# start of Data for this exercise
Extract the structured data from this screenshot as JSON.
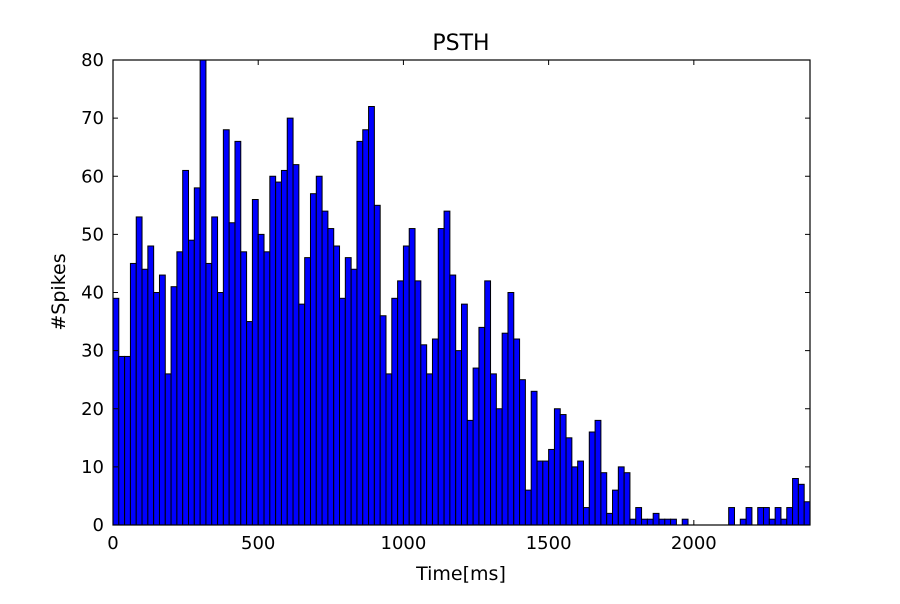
{
  "chart_data": {
    "type": "bar",
    "title": "PSTH",
    "xlabel": "Time[ms]",
    "ylabel": "#Spikes",
    "xlim": [
      0,
      2400
    ],
    "ylim": [
      0,
      80
    ],
    "xticks": [
      0,
      500,
      1000,
      1500,
      2000
    ],
    "yticks": [
      0,
      10,
      20,
      30,
      40,
      50,
      60,
      70,
      80
    ],
    "grid": false,
    "bin_width": 20,
    "bar_color": "#0000ff",
    "edge_color": "#000000",
    "x": [
      0,
      20,
      40,
      60,
      80,
      100,
      120,
      140,
      160,
      180,
      200,
      220,
      240,
      260,
      280,
      300,
      320,
      340,
      360,
      380,
      400,
      420,
      440,
      460,
      480,
      500,
      520,
      540,
      560,
      580,
      600,
      620,
      640,
      660,
      680,
      700,
      720,
      740,
      760,
      780,
      800,
      820,
      840,
      860,
      880,
      900,
      920,
      940,
      960,
      980,
      1000,
      1020,
      1040,
      1060,
      1080,
      1100,
      1120,
      1140,
      1160,
      1180,
      1200,
      1220,
      1240,
      1260,
      1280,
      1300,
      1320,
      1340,
      1360,
      1380,
      1400,
      1420,
      1440,
      1460,
      1480,
      1500,
      1520,
      1540,
      1560,
      1580,
      1600,
      1620,
      1640,
      1660,
      1680,
      1700,
      1720,
      1740,
      1760,
      1780,
      1800,
      1820,
      1840,
      1860,
      1880,
      1900,
      1920,
      1940,
      1960,
      1980,
      2000,
      2020,
      2040,
      2060,
      2080,
      2100,
      2120,
      2140,
      2160,
      2180,
      2200,
      2220,
      2240,
      2260,
      2280,
      2300,
      2320,
      2340,
      2360,
      2380
    ],
    "values": [
      39,
      29,
      29,
      45,
      53,
      44,
      48,
      40,
      43,
      26,
      41,
      47,
      61,
      49,
      58,
      80,
      45,
      53,
      40,
      68,
      52,
      66,
      47,
      35,
      56,
      50,
      47,
      60,
      59,
      61,
      70,
      62,
      38,
      46,
      57,
      60,
      54,
      51,
      48,
      39,
      46,
      44,
      66,
      68,
      72,
      55,
      36,
      26,
      39,
      42,
      48,
      51,
      42,
      31,
      26,
      32,
      51,
      54,
      43,
      30,
      38,
      18,
      27,
      34,
      42,
      26,
      20,
      33,
      40,
      32,
      25,
      6,
      23,
      11,
      11,
      13,
      20,
      19,
      15,
      10,
      11,
      3,
      16,
      18,
      9,
      2,
      6,
      10,
      9,
      1,
      3,
      1,
      1,
      2,
      1,
      1,
      1,
      0,
      1,
      0,
      0,
      0,
      0,
      0,
      0,
      0,
      3,
      0,
      1,
      3,
      0,
      3,
      3,
      1,
      3,
      1,
      3,
      8,
      7,
      4
    ]
  }
}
# end of Data for this exercise
(Exercise objective) Each record above is to be restated exactly, with its pictures removed from the copy.

(Answer)
Extract the structured data from this screenshot as JSON.
{
  "chart_data": {
    "type": "bar",
    "title": "PSTH",
    "xlabel": "Time[ms]",
    "ylabel": "#Spikes",
    "xlim": [
      0,
      2400
    ],
    "ylim": [
      0,
      80
    ],
    "xticks": [
      0,
      500,
      1000,
      1500,
      2000
    ],
    "yticks": [
      0,
      10,
      20,
      30,
      40,
      50,
      60,
      70,
      80
    ],
    "grid": false,
    "bin_width": 20,
    "bar_color": "#0000ff",
    "edge_color": "#000000",
    "x": [
      0,
      20,
      40,
      60,
      80,
      100,
      120,
      140,
      160,
      180,
      200,
      220,
      240,
      260,
      280,
      300,
      320,
      340,
      360,
      380,
      400,
      420,
      440,
      460,
      480,
      500,
      520,
      540,
      560,
      580,
      600,
      620,
      640,
      660,
      680,
      700,
      720,
      740,
      760,
      780,
      800,
      820,
      840,
      860,
      880,
      900,
      920,
      940,
      960,
      980,
      1000,
      1020,
      1040,
      1060,
      1080,
      1100,
      1120,
      1140,
      1160,
      1180,
      1200,
      1220,
      1240,
      1260,
      1280,
      1300,
      1320,
      1340,
      1360,
      1380,
      1400,
      1420,
      1440,
      1460,
      1480,
      1500,
      1520,
      1540,
      1560,
      1580,
      1600,
      1620,
      1640,
      1660,
      1680,
      1700,
      1720,
      1740,
      1760,
      1780,
      1800,
      1820,
      1840,
      1860,
      1880,
      1900,
      1920,
      1940,
      1960,
      1980,
      2000,
      2020,
      2040,
      2060,
      2080,
      2100,
      2120,
      2140,
      2160,
      2180,
      2200,
      2220,
      2240,
      2260,
      2280,
      2300,
      2320,
      2340,
      2360,
      2380
    ],
    "values": [
      39,
      29,
      29,
      45,
      53,
      44,
      48,
      40,
      43,
      26,
      41,
      47,
      61,
      49,
      58,
      80,
      45,
      53,
      40,
      68,
      52,
      66,
      47,
      35,
      56,
      50,
      47,
      60,
      59,
      61,
      70,
      62,
      38,
      46,
      57,
      60,
      54,
      51,
      48,
      39,
      46,
      44,
      66,
      68,
      72,
      55,
      36,
      26,
      39,
      42,
      48,
      51,
      42,
      31,
      26,
      32,
      51,
      54,
      43,
      30,
      38,
      18,
      27,
      34,
      42,
      26,
      20,
      33,
      40,
      32,
      25,
      6,
      23,
      11,
      11,
      13,
      20,
      19,
      15,
      10,
      11,
      3,
      16,
      18,
      9,
      2,
      6,
      10,
      9,
      1,
      3,
      1,
      1,
      2,
      1,
      1,
      1,
      0,
      1,
      0,
      0,
      0,
      0,
      0,
      0,
      0,
      3,
      0,
      1,
      3,
      0,
      3,
      3,
      1,
      3,
      1,
      3,
      8,
      7,
      4
    ]
  }
}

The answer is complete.